YOUR INSTRUCTIONS - Provide a single number: the count of lines containing the string "信用债换手率".
───── TASK INPUT ─────
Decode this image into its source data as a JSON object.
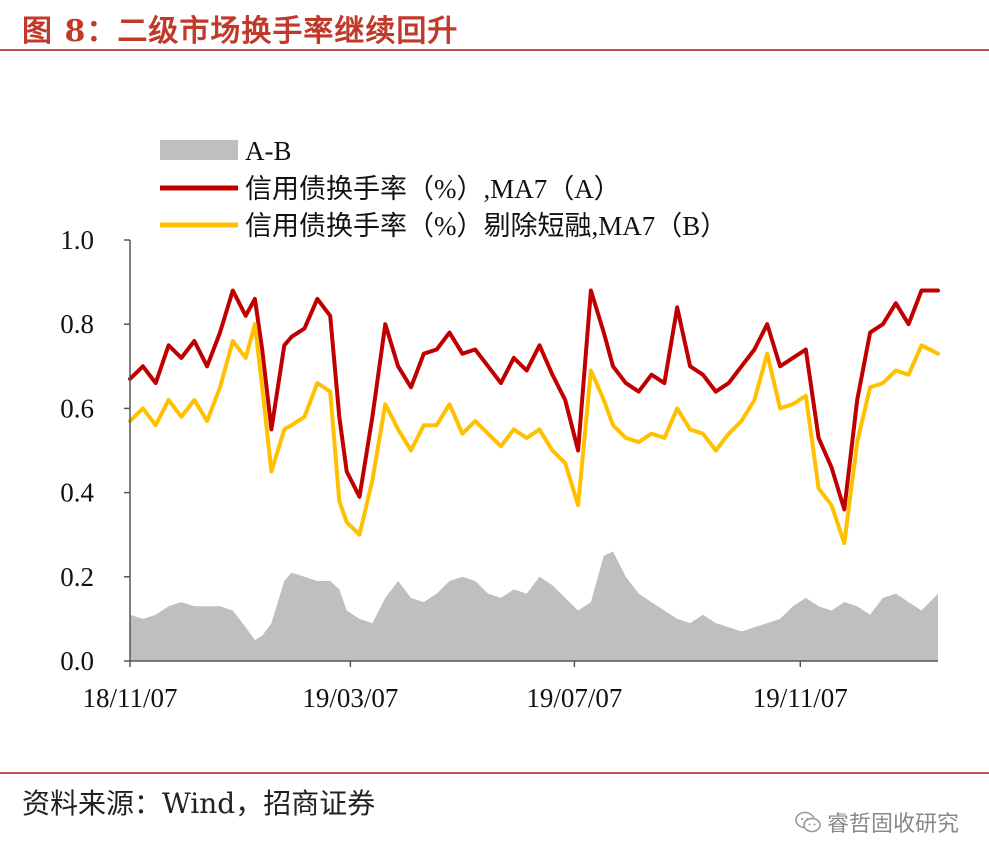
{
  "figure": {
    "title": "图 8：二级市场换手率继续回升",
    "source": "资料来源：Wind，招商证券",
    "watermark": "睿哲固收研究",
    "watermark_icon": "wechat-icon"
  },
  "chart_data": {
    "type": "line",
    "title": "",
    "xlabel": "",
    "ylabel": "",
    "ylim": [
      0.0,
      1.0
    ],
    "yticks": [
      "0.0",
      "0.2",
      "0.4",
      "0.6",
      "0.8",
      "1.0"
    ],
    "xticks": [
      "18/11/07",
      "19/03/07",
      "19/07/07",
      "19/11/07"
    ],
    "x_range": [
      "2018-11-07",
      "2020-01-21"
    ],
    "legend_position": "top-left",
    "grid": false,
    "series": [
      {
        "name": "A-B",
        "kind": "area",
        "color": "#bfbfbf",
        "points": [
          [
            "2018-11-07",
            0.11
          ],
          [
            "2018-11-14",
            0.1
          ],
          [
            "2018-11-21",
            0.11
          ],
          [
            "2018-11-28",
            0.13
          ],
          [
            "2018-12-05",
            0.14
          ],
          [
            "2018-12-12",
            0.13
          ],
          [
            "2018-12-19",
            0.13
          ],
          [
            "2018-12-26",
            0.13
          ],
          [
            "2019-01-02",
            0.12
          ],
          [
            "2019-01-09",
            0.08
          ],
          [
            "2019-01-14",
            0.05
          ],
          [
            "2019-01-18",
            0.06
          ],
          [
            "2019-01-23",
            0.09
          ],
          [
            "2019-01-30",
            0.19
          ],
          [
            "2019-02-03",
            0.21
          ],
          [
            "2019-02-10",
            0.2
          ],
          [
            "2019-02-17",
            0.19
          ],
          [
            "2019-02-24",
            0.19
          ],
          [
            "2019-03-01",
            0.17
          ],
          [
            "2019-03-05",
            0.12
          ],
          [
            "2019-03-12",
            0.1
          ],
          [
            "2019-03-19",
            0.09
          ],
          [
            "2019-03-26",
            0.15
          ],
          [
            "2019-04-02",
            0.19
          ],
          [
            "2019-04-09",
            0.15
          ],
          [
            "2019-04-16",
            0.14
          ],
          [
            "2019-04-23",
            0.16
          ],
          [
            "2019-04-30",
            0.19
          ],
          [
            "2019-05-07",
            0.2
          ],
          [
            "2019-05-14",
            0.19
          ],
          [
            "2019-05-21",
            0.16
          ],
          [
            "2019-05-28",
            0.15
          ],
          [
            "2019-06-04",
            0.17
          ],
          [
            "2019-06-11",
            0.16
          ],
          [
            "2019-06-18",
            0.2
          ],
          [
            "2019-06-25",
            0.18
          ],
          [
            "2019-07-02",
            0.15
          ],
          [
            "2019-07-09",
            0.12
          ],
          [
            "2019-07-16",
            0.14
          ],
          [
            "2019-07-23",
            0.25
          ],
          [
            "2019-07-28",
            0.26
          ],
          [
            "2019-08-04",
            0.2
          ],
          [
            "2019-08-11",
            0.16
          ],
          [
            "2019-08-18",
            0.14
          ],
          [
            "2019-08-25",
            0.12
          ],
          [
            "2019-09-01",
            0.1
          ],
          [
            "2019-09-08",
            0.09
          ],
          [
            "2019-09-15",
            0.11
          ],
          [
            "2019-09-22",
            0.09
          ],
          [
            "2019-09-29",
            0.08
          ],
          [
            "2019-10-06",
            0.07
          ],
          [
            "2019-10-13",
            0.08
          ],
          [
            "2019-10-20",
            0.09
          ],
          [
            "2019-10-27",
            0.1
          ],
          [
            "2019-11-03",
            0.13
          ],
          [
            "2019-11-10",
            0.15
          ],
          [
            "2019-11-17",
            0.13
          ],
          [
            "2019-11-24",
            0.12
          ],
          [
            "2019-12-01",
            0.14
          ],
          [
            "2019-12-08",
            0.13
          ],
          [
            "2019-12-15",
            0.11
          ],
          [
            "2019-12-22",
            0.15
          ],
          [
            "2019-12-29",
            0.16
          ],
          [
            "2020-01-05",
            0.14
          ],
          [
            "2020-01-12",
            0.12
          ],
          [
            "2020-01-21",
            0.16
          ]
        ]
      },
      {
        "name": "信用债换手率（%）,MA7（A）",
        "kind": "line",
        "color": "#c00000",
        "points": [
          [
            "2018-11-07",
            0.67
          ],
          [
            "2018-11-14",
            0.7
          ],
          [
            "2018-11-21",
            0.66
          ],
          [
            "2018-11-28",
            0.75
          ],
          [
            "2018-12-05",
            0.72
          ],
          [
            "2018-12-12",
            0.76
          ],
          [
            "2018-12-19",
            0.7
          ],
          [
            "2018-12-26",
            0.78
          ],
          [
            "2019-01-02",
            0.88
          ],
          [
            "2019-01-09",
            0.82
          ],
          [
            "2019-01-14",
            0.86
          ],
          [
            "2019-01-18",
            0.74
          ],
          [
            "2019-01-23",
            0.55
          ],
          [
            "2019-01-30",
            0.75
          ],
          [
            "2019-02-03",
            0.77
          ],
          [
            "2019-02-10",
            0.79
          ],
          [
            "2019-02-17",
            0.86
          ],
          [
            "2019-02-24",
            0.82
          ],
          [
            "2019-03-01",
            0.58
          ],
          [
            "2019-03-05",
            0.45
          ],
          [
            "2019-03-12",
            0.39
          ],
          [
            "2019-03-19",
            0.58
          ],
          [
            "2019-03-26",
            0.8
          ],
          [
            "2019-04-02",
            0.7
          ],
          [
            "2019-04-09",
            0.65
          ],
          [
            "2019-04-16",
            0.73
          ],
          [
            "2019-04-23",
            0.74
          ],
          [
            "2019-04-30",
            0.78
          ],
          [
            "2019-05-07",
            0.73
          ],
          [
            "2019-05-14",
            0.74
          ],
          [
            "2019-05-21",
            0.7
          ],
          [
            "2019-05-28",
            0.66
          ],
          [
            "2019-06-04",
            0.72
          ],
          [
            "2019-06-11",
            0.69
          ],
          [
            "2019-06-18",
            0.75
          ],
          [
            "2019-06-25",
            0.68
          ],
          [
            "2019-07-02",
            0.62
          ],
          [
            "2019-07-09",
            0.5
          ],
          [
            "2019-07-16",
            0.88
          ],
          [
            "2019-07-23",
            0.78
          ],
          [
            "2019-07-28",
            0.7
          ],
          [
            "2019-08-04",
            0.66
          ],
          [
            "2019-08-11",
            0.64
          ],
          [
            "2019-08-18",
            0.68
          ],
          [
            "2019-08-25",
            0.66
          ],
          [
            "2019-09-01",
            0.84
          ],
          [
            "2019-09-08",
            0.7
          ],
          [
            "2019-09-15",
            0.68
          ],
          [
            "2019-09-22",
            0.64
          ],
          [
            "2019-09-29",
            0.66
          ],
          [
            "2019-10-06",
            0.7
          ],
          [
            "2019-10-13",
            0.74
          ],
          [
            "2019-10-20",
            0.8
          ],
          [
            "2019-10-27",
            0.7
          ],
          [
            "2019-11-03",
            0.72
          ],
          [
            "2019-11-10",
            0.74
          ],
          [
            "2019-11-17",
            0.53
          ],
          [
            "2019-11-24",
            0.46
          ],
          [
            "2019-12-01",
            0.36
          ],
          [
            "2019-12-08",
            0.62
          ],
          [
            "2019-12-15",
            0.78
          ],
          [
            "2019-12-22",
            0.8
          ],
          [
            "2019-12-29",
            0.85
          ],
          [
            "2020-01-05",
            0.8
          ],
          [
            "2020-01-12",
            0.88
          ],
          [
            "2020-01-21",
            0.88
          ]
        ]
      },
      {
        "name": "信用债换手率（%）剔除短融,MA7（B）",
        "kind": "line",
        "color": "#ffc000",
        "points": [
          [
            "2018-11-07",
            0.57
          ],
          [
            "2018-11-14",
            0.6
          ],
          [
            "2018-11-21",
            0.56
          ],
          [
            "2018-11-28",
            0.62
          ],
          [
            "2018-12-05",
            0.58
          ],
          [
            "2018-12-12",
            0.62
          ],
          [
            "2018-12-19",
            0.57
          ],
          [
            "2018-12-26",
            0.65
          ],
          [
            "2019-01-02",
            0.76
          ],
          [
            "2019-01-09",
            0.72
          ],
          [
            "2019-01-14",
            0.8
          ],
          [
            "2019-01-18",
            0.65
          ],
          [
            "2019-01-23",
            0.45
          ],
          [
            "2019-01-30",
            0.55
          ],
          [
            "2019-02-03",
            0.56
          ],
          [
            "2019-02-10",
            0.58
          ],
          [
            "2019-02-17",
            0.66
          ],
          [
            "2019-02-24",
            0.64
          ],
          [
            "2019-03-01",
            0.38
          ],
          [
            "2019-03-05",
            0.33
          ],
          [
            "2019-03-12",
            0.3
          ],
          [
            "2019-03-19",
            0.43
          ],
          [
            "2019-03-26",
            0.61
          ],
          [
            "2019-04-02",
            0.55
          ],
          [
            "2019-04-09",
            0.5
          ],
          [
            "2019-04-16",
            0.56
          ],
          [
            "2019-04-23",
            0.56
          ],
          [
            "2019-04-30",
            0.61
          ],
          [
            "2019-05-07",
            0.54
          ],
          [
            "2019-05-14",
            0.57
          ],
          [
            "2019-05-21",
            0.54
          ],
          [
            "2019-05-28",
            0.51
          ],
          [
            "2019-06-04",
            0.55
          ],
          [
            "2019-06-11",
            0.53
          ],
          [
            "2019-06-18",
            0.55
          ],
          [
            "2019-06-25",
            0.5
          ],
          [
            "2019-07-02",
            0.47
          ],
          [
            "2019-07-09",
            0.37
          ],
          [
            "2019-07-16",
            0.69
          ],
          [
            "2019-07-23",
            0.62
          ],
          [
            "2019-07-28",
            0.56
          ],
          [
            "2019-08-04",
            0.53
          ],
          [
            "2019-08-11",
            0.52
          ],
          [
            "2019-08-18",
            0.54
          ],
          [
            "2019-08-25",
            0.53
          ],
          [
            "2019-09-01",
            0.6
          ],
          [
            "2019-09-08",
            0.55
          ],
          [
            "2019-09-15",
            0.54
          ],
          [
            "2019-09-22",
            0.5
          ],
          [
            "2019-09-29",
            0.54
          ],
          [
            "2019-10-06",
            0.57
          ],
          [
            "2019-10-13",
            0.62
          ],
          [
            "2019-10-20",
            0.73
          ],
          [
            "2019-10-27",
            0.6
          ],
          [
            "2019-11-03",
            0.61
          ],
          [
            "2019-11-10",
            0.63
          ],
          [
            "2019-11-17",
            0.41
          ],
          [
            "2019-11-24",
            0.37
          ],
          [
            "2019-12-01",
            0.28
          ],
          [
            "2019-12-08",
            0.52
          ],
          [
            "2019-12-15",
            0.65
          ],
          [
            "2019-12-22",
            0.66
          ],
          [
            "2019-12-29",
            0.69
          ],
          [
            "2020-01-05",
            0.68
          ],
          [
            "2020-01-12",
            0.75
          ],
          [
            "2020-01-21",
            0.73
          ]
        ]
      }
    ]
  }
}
─────
WORKED SOLUTION - 2